▶ **AVAILABLE RECORDS**:

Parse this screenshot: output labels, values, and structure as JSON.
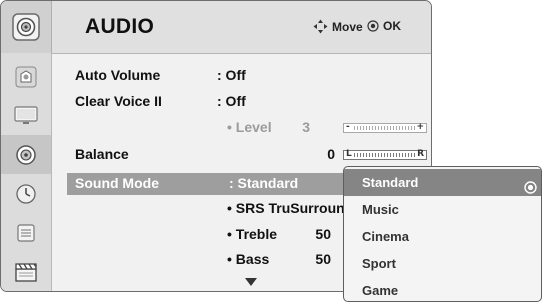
{
  "header": {
    "title": "AUDIO",
    "move_label": "Move",
    "ok_label": "OK"
  },
  "sidebar": {
    "logo_icon": "speaker-icon",
    "categories": [
      {
        "icon": "picture-icon"
      },
      {
        "icon": "screen-icon"
      },
      {
        "icon": "audio-icon",
        "selected": true
      },
      {
        "icon": "clock-icon"
      },
      {
        "icon": "option-icon"
      },
      {
        "icon": "clapperboard-icon"
      }
    ]
  },
  "settings": {
    "auto_volume": {
      "label": "Auto Volume",
      "value": ": Off"
    },
    "clear_voice": {
      "label": "Clear Voice II",
      "value": ": Off"
    },
    "level": {
      "label": "• Level",
      "value": "3",
      "minus": "-",
      "plus": "+"
    },
    "balance": {
      "label": "Balance",
      "value": "0",
      "left": "L",
      "right": "R"
    },
    "sound_mode": {
      "label": "Sound Mode",
      "value": ": Standard"
    },
    "srs": {
      "label": "• SRS TruSurround XT"
    },
    "treble": {
      "label": "• Treble",
      "value": "50"
    },
    "bass": {
      "label": "• Bass",
      "value": "50"
    }
  },
  "dropdown": {
    "options": [
      "Standard",
      "Music",
      "Cinema",
      "Sport",
      "Game"
    ],
    "selected": "Standard"
  },
  "colors": {
    "highlight": "#9e9e9e",
    "dropdown_selected": "#858585",
    "panel": "#f1f1f1"
  }
}
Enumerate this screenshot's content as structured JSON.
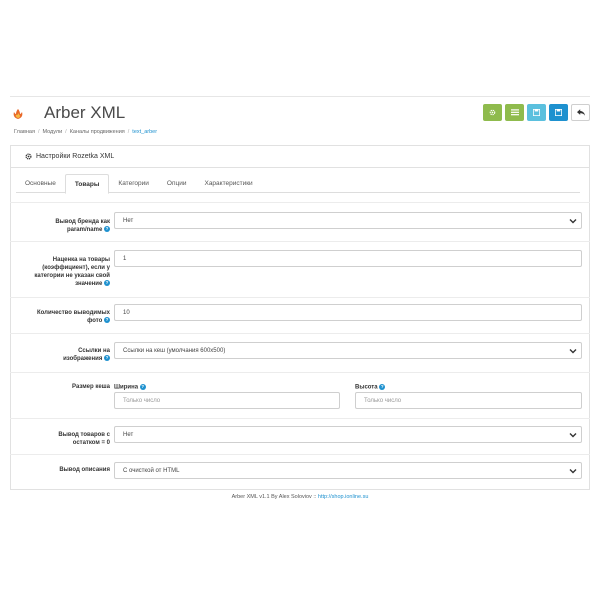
{
  "header": {
    "title": "Arber XML",
    "logo_icon": "flame-logo-icon",
    "buttons": [
      {
        "name": "settings-button",
        "icon": "gear-icon",
        "color": "#8fbb4d"
      },
      {
        "name": "list-button",
        "icon": "list-icon",
        "color": "#8fbb4d"
      },
      {
        "name": "save-light-button",
        "icon": "save-icon",
        "color": "#5bc0de"
      },
      {
        "name": "save-button",
        "icon": "save-icon",
        "color": "#1e91cf"
      },
      {
        "name": "back-button",
        "icon": "reply-icon",
        "color": "#ffffff"
      }
    ]
  },
  "breadcrumb": [
    "Главная",
    "Модули",
    "Каналы продвижения",
    "text_arber"
  ],
  "panel": {
    "title": "Настройки Rozetka XML",
    "icon": "gear-icon"
  },
  "tabs": [
    "Основные",
    "Товары",
    "Категории",
    "Опции",
    "Характеристики"
  ],
  "active_tab": "Товары",
  "fields": {
    "brand": {
      "label_line1": "Вывод бренда как",
      "label_line2": "param/name",
      "value": "Нет"
    },
    "markup": {
      "label_line1": "Наценка на товары",
      "label_line2": "(коэффициент), если у",
      "label_line3": "категории не указан свой",
      "label_line4": "значение",
      "value": "1"
    },
    "photo_count": {
      "label_line1": "Количество выводимых",
      "label_line2": "фото",
      "value": "10"
    },
    "image_links": {
      "label_line1": "Ссылки на",
      "label_line2": "изображения",
      "value": "Ссылки на кеш (умолчания 600x500)"
    },
    "cache_size": {
      "label": "Размер кеша",
      "width_label": "Ширина",
      "height_label": "Высота",
      "width_placeholder": "Только число",
      "height_placeholder": "Только число"
    },
    "zero_stock": {
      "label_line1": "Вывод товаров с",
      "label_line2": "остатком = 0",
      "value": "Нет"
    },
    "description": {
      "label": "Вывод описания",
      "value": "С очисткой от HTML"
    }
  },
  "footer": {
    "text": "Arber XML v1.1 By Alex Soloviov :: ",
    "link": "http://shop.ionline.su"
  },
  "colors": {
    "accent": "#1e91cf",
    "green": "#8fbb4d",
    "cyan": "#5bc0de"
  }
}
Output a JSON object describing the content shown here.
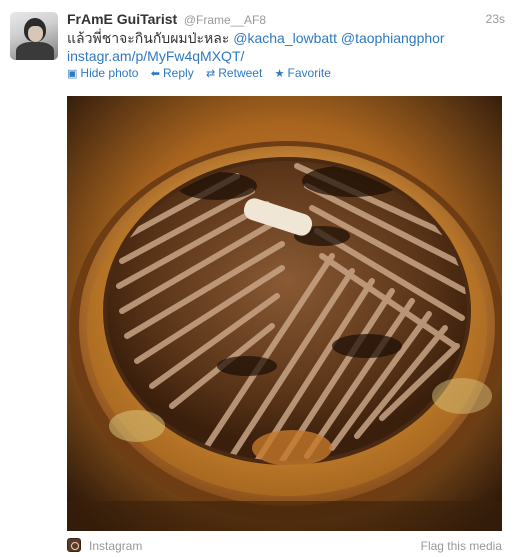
{
  "tweet": {
    "fullname": "FrAmE GuiTarist",
    "username": "@Frame__AF8",
    "timestamp": "23s",
    "text_thai": "แล้วพี่ชาจะกินกับผมป่ะหละ ",
    "mention1": "@kacha_lowbatt",
    "mention2": "@taophiangphor",
    "link": "instagr.am/p/MyFw4qMXQT/"
  },
  "actions": {
    "hide_photo": "Hide photo",
    "reply": "Reply",
    "retweet": "Retweet",
    "favorite": "Favorite"
  },
  "media": {
    "source": "Instagram",
    "flag": "Flag this media"
  },
  "colors": {
    "link": "#2f79c1",
    "muted": "#999999",
    "text": "#333333"
  }
}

▶ **WHAT TO WORK ON**: Copy each line of the preceding data that contains the string "Standard".

▶ **RESPONSE TO THIS TASK**:
      "value": ": Standard"
      "Standard",
    "selected": "Standard"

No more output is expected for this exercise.